What is being asked: Print all of the data exactly as written.

Stored items:
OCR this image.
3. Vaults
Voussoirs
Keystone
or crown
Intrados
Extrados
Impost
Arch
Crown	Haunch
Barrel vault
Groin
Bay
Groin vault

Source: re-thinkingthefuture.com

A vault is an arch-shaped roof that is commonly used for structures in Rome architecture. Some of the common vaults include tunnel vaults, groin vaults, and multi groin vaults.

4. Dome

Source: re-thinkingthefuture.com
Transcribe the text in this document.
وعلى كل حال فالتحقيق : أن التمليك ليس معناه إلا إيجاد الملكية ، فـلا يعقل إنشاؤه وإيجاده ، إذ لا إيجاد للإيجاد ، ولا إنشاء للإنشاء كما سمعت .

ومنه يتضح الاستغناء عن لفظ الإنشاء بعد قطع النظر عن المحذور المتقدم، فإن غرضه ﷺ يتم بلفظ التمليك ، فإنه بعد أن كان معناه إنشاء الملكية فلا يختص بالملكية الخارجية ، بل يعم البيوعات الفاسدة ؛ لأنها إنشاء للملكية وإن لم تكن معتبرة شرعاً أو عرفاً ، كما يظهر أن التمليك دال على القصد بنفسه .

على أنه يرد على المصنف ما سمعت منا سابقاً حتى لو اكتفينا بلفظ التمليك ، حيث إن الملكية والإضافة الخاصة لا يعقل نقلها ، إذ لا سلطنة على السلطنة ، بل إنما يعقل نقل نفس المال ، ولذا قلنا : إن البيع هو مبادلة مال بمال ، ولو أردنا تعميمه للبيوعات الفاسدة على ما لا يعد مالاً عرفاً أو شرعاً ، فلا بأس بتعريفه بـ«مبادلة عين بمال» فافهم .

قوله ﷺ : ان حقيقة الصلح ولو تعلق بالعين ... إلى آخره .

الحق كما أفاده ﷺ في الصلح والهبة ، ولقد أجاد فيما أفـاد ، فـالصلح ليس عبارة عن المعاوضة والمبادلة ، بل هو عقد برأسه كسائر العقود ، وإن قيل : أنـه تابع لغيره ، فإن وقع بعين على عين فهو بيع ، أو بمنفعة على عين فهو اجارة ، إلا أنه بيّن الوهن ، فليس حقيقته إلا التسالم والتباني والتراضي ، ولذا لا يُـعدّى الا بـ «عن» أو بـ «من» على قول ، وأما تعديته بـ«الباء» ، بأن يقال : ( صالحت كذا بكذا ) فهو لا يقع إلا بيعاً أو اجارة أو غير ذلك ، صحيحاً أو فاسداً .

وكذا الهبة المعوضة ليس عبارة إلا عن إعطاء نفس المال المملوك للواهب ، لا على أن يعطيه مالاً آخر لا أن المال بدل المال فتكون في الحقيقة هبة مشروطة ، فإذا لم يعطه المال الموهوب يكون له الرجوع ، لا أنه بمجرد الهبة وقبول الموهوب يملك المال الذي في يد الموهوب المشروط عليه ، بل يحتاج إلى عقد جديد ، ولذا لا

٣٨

Task response:
OCR this image.
3. Vaults
Voussoirs
Keystone
or crown
Intrados
Extrados
Impost
Arch
Crown	Haunch
Barrel vault
Groin
Bay
Groin vault

Source: re-thinkingthefuture.com

A vault is an arch-shaped roof that is commonly used for structures in Rome architecture. Some of the common vaults include tunnel vaults, groin vaults, and multi groin vaults.

4. Dome

Source: re-thinkingthefuture.com
Transcribe the text in this document.
وعلى كل حال فالتحقيق : أن التمليك ليس معناه إلا إيجاد الملكية ، فـلا يعقل إنشاؤه وإيجاده ، إذ لا إيجاد للإيجاد ، ولا إنشاء للإنشاء كما سمعت .

ومنه يتضح الاستغناء عن لفظ الإنشاء بعد قطع النظر عن المحذور المتقدم، فإن غرضه ﷺ يتم بلفظ التمليك ، فإنه بعد أن كان معناه إنشاء الملكية فلا يختص بالملكية الخارجية ، بل يعم البيوعات الفاسدة ؛ لأنها إنشاء للملكية وإن لم تكن معتبرة شرعاً أو عرفاً ، كما يظهر أن التمليك دال على القصد بنفسه .

على أنه يرد على المصنف ما سمعت منا سابقاً حتى لو اكتفينا بلفظ التمليك ، حيث إن الملكية والإضافة الخاصة لا يعقل نقلها ، إذ لا سلطنة على السلطنة ، بل إنما يعقل نقل نفس المال ، ولذا قلنا : إن البيع هو مبادلة مال بمال ، ولو أردنا تعميمه للبيوعات الفاسدة على ما لا يعد مالاً عرفاً أو شرعاً ، فلا بأس بتعريفه بـ«مبادلة عين بمال» فافهم .

قوله ﷺ : ان حقيقة الصلح ولو تعلق بالعين ... إلى آخره .

الحق كما أفاده ﷺ في الصلح والهبة ، ولقد أجاد فيما أفـاد ، فـالصلح ليس عبارة عن المعاوضة والمبادلة ، بل هو عقد برأسه كسائر العقود ، وإن قيل : أنـه تابع لغيره ، فإن وقع بعين على عين فهو بيع ، أو بمنفعة على عين فهو اجارة ، إلا أنه بيّن الوهن ، فليس حقيقته إلا التسالم والتباني والتراضي ، ولذا لا يُـعدّى الا بـ «عن» أو بـ «من» على قول ، وأما تعديته بـ«الباء» ، بأن يقال : ( صالحت كذا بكذا ) فهو لا يقع إلا بيعاً أو اجارة أو غير ذلك ، صحيحاً أو فاسداً .

وكذا الهبة المعوضة ليس عبارة إلا عن إعطاء نفس المال المملوك للواهب ، لا على أن يعطيه مالاً آخر لا أن المال بدل المال فتكون في الحقيقة هبة مشروطة ، فإذا لم يعطه المال الموهوب يكون له الرجوع ، لا أنه بمجرد الهبة وقبول الموهوب يملك المال الذي في يد الموهوب المشروط عليه ، بل يحتاج إلى عقد جديد ، ولذا لا

٣٨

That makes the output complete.